### PROBLEM DESCRIPTION
Reproduce each record below exactly as written.

### AVAILABLE DATA
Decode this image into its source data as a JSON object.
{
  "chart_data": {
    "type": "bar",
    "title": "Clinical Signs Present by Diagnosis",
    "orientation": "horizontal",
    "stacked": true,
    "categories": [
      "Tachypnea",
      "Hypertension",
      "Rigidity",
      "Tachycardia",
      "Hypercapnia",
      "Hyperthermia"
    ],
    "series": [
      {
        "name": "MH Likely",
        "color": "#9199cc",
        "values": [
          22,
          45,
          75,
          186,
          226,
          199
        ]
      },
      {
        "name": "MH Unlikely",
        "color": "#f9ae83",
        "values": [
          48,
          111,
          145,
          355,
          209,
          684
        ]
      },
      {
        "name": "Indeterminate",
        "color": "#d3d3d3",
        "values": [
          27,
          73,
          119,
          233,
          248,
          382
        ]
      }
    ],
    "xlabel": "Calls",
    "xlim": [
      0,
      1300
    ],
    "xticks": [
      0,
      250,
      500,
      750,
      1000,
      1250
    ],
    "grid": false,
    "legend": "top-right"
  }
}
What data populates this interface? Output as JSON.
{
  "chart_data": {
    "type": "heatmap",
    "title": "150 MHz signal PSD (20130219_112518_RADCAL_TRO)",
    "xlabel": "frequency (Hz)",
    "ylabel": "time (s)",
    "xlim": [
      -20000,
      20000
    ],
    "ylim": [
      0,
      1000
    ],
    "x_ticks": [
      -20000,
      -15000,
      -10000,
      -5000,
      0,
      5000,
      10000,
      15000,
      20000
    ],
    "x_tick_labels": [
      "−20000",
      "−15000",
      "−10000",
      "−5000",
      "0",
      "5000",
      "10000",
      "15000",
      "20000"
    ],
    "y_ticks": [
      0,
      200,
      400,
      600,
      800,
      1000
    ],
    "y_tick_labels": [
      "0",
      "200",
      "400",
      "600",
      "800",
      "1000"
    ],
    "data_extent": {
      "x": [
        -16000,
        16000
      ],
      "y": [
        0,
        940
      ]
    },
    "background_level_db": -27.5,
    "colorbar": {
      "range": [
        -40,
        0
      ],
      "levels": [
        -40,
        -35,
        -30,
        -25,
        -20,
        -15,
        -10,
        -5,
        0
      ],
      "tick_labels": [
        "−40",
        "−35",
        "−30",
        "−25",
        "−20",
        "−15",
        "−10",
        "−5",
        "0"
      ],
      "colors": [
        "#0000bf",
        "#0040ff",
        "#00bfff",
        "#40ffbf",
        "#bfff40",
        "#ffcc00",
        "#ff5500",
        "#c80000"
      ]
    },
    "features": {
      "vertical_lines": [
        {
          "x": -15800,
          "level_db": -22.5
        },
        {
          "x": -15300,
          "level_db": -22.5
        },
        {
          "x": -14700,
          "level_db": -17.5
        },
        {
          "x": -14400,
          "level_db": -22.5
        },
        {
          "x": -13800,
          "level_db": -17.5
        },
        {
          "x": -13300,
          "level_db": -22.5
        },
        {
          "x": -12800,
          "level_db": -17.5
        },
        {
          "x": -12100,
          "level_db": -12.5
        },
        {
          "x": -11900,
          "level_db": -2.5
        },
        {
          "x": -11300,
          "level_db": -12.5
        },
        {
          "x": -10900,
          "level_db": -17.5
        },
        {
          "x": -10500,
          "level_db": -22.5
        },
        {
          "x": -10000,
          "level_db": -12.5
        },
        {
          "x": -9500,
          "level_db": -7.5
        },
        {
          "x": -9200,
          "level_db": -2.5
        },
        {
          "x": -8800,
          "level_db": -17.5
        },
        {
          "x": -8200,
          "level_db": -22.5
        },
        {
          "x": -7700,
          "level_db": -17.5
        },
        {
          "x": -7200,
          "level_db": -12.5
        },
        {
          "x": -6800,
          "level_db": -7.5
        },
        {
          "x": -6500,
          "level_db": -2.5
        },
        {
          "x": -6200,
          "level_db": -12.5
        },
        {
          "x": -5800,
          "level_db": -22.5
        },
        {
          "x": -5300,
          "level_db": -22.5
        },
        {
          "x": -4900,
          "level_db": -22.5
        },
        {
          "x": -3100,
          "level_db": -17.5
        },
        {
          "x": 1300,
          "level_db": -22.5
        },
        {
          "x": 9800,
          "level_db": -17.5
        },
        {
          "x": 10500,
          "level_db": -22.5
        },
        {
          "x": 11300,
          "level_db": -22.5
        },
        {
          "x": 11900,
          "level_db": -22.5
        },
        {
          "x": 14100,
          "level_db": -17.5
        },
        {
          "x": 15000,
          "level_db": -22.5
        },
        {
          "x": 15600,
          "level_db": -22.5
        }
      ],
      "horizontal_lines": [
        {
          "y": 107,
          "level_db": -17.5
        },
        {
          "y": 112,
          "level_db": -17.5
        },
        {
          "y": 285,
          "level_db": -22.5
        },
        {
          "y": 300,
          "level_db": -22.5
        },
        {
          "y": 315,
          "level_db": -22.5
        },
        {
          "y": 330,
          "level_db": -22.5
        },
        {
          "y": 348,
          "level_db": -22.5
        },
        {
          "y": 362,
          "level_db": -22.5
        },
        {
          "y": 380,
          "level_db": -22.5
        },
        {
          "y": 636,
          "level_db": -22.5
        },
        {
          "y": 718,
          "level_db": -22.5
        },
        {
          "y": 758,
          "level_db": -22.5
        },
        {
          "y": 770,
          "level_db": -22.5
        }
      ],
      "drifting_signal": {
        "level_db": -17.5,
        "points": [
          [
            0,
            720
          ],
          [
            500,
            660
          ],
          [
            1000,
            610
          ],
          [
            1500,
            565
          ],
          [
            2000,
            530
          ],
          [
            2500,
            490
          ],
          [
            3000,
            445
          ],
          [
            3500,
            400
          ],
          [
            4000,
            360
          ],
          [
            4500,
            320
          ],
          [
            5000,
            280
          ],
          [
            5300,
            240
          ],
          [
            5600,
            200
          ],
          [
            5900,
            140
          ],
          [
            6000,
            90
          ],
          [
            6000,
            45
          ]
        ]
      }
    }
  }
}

### EXERCISE SOLUTION
Decode this image into its source data as a JSON object.
{
  "chart_data": {
    "type": "bar",
    "title": "Clinical Signs Present by Diagnosis",
    "orientation": "horizontal",
    "stacked": true,
    "categories": [
      "Tachypnea",
      "Hypertension",
      "Rigidity",
      "Tachycardia",
      "Hypercapnia",
      "Hyperthermia"
    ],
    "series": [
      {
        "name": "MH Likely",
        "color": "#9199cc",
        "values": [
          22,
          45,
          75,
          186,
          226,
          199
        ]
      },
      {
        "name": "MH Unlikely",
        "color": "#f9ae83",
        "values": [
          48,
          111,
          145,
          355,
          209,
          684
        ]
      },
      {
        "name": "Indeterminate",
        "color": "#d3d3d3",
        "values": [
          27,
          73,
          119,
          233,
          248,
          382
        ]
      }
    ],
    "xlabel": "Calls",
    "xlim": [
      0,
      1300
    ],
    "xticks": [
      0,
      250,
      500,
      750,
      1000,
      1250
    ],
    "grid": false,
    "legend": "top-right"
  }
}
What data populates this interface? Output as JSON.
{
  "chart_data": {
    "type": "heatmap",
    "title": "150 MHz signal PSD (20130219_112518_RADCAL_TRO)",
    "xlabel": "frequency (Hz)",
    "ylabel": "time (s)",
    "xlim": [
      -20000,
      20000
    ],
    "ylim": [
      0,
      1000
    ],
    "x_ticks": [
      -20000,
      -15000,
      -10000,
      -5000,
      0,
      5000,
      10000,
      15000,
      20000
    ],
    "x_tick_labels": [
      "−20000",
      "−15000",
      "−10000",
      "−5000",
      "0",
      "5000",
      "10000",
      "15000",
      "20000"
    ],
    "y_ticks": [
      0,
      200,
      400,
      600,
      800,
      1000
    ],
    "y_tick_labels": [
      "0",
      "200",
      "400",
      "600",
      "800",
      "1000"
    ],
    "data_extent": {
      "x": [
        -16000,
        16000
      ],
      "y": [
        0,
        940
      ]
    },
    "background_level_db": -27.5,
    "colorbar": {
      "range": [
        -40,
        0
      ],
      "levels": [
        -40,
        -35,
        -30,
        -25,
        -20,
        -15,
        -10,
        -5,
        0
      ],
      "tick_labels": [
        "−40",
        "−35",
        "−30",
        "−25",
        "−20",
        "−15",
        "−10",
        "−5",
        "0"
      ],
      "colors": [
        "#0000bf",
        "#0040ff",
        "#00bfff",
        "#40ffbf",
        "#bfff40",
        "#ffcc00",
        "#ff5500",
        "#c80000"
      ]
    },
    "features": {
      "vertical_lines": [
        {
          "x": -15800,
          "level_db": -22.5
        },
        {
          "x": -15300,
          "level_db": -22.5
        },
        {
          "x": -14700,
          "level_db": -17.5
        },
        {
          "x": -14400,
          "level_db": -22.5
        },
        {
          "x": -13800,
          "level_db": -17.5
        },
        {
          "x": -13300,
          "level_db": -22.5
        },
        {
          "x": -12800,
          "level_db": -17.5
        },
        {
          "x": -12100,
          "level_db": -12.5
        },
        {
          "x": -11900,
          "level_db": -2.5
        },
        {
          "x": -11300,
          "level_db": -12.5
        },
        {
          "x": -10900,
          "level_db": -17.5
        },
        {
          "x": -10500,
          "level_db": -22.5
        },
        {
          "x": -10000,
          "level_db": -12.5
        },
        {
          "x": -9500,
          "level_db": -7.5
        },
        {
          "x": -9200,
          "level_db": -2.5
        },
        {
          "x": -8800,
          "level_db": -17.5
        },
        {
          "x": -8200,
          "level_db": -22.5
        },
        {
          "x": -7700,
          "level_db": -17.5
        },
        {
          "x": -7200,
          "level_db": -12.5
        },
        {
          "x": -6800,
          "level_db": -7.5
        },
        {
          "x": -6500,
          "level_db": -2.5
        },
        {
          "x": -6200,
          "level_db": -12.5
        },
        {
          "x": -5800,
          "level_db": -22.5
        },
        {
          "x": -5300,
          "level_db": -22.5
        },
        {
          "x": -4900,
          "level_db": -22.5
        },
        {
          "x": -3100,
          "level_db": -17.5
        },
        {
          "x": 1300,
          "level_db": -22.5
        },
        {
          "x": 9800,
          "level_db": -17.5
        },
        {
          "x": 10500,
          "level_db": -22.5
        },
        {
          "x": 11300,
          "level_db": -22.5
        },
        {
          "x": 11900,
          "level_db": -22.5
        },
        {
          "x": 14100,
          "level_db": -17.5
        },
        {
          "x": 15000,
          "level_db": -22.5
        },
        {
          "x": 15600,
          "level_db": -22.5
        }
      ],
      "horizontal_lines": [
        {
          "y": 107,
          "level_db": -17.5
        },
        {
          "y": 112,
          "level_db": -17.5
        },
        {
          "y": 285,
          "level_db": -22.5
        },
        {
          "y": 300,
          "level_db": -22.5
        },
        {
          "y": 315,
          "level_db": -22.5
        },
        {
          "y": 330,
          "level_db": -22.5
        },
        {
          "y": 348,
          "level_db": -22.5
        },
        {
          "y": 362,
          "level_db": -22.5
        },
        {
          "y": 380,
          "level_db": -22.5
        },
        {
          "y": 636,
          "level_db": -22.5
        },
        {
          "y": 718,
          "level_db": -22.5
        },
        {
          "y": 758,
          "level_db": -22.5
        },
        {
          "y": 770,
          "level_db": -22.5
        }
      ],
      "drifting_signal": {
        "level_db": -17.5,
        "points": [
          [
            0,
            720
          ],
          [
            500,
            660
          ],
          [
            1000,
            610
          ],
          [
            1500,
            565
          ],
          [
            2000,
            530
          ],
          [
            2500,
            490
          ],
          [
            3000,
            445
          ],
          [
            3500,
            400
          ],
          [
            4000,
            360
          ],
          [
            4500,
            320
          ],
          [
            5000,
            280
          ],
          [
            5300,
            240
          ],
          [
            5600,
            200
          ],
          [
            5900,
            140
          ],
          [
            6000,
            90
          ],
          [
            6000,
            45
          ]
        ]
      }
    }
  }
}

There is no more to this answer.